■ The problem: Beginning with the line that holds "Parse this screenshot: output" and ending with the last line below, repeat each line exactly, leaving any pictures out.

— begin Record list —

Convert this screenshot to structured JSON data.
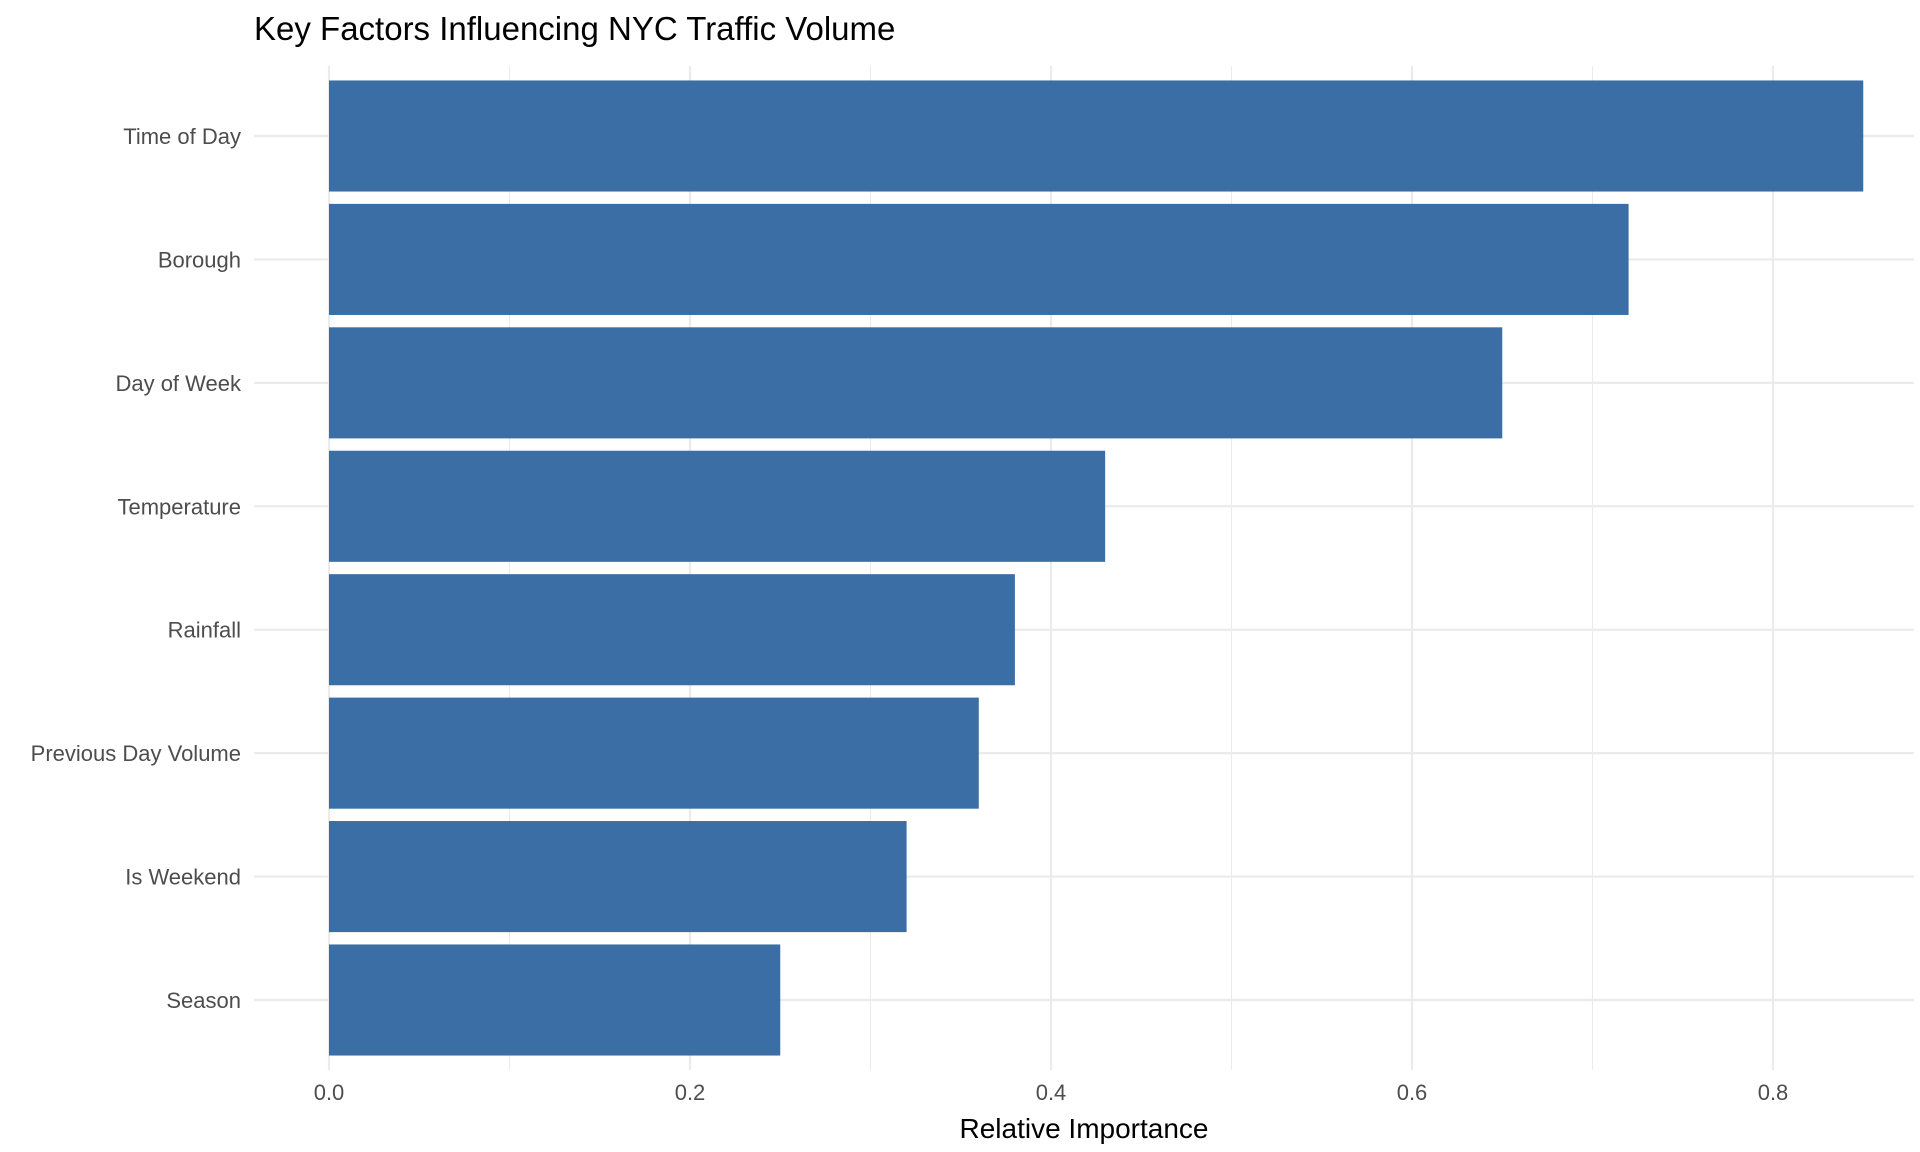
{
  "chart_data": {
    "type": "bar",
    "orientation": "horizontal",
    "title": "Key Factors Influencing NYC Traffic Volume",
    "xlabel": "Relative Importance",
    "ylabel": "",
    "categories": [
      "Time of Day",
      "Borough",
      "Day of Week",
      "Temperature",
      "Rainfall",
      "Previous Day Volume",
      "Is Weekend",
      "Season"
    ],
    "values": [
      0.85,
      0.72,
      0.65,
      0.43,
      0.38,
      0.36,
      0.32,
      0.25
    ],
    "xlim": [
      0,
      0.89
    ],
    "xticks": [
      "0.0",
      "0.2",
      "0.4",
      "0.6",
      "0.8"
    ],
    "grid": true,
    "legend": "none",
    "bar_color": "#3a6ea5"
  }
}
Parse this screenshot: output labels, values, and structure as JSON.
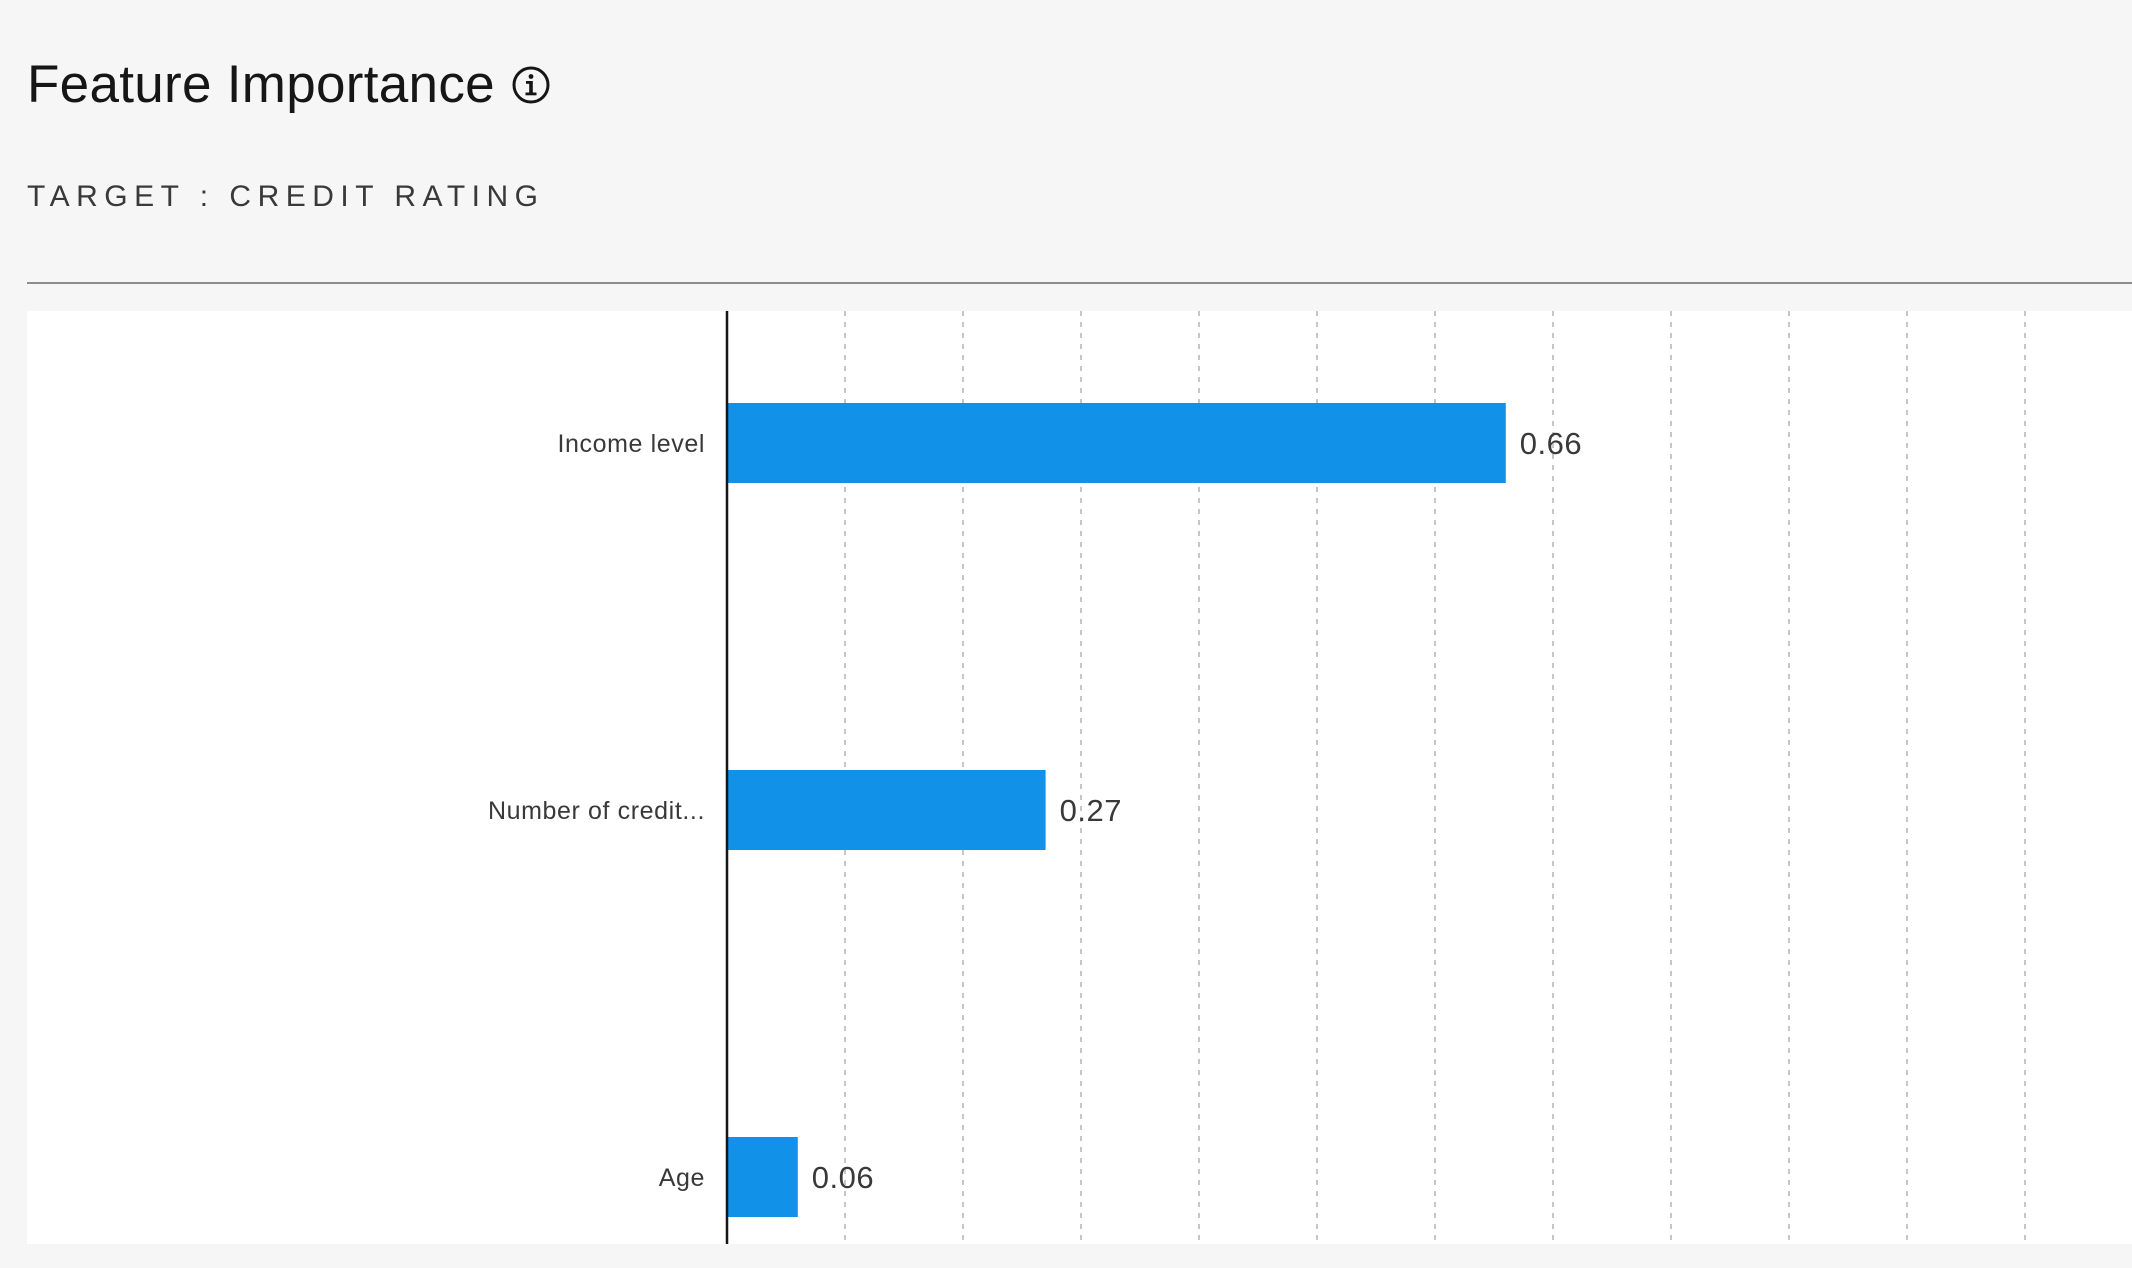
{
  "header": {
    "title": "Feature Importance",
    "info_icon": "info-icon",
    "target_label": "TARGET : CREDIT RATING"
  },
  "colors": {
    "bar": "#1192e8",
    "axis": "#161616",
    "grid": "#c6c6c6"
  },
  "chart_data": {
    "type": "bar",
    "orientation": "horizontal",
    "categories": [
      "Income level",
      "Number of credit...",
      "Age"
    ],
    "values": [
      0.66,
      0.27,
      0.06
    ],
    "value_labels": [
      "0.66",
      "0.27",
      "0.06"
    ],
    "title": "",
    "xlabel": "",
    "ylabel": "",
    "xlim": [
      0,
      1.2
    ],
    "grid": "vertical dashed",
    "legend": "none"
  }
}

— end Record list —

■ Full solution:
Parse this screenshot: output labels, values, and structure as JSON.
{
  "header": {
    "title": "Feature Importance",
    "info_icon": "info-icon",
    "target_label": "TARGET : CREDIT RATING"
  },
  "colors": {
    "bar": "#1192e8",
    "axis": "#161616",
    "grid": "#c6c6c6"
  },
  "chart_data": {
    "type": "bar",
    "orientation": "horizontal",
    "categories": [
      "Income level",
      "Number of credit...",
      "Age"
    ],
    "values": [
      0.66,
      0.27,
      0.06
    ],
    "value_labels": [
      "0.66",
      "0.27",
      "0.06"
    ],
    "title": "",
    "xlabel": "",
    "ylabel": "",
    "xlim": [
      0,
      1.2
    ],
    "grid": "vertical dashed",
    "legend": "none"
  }
}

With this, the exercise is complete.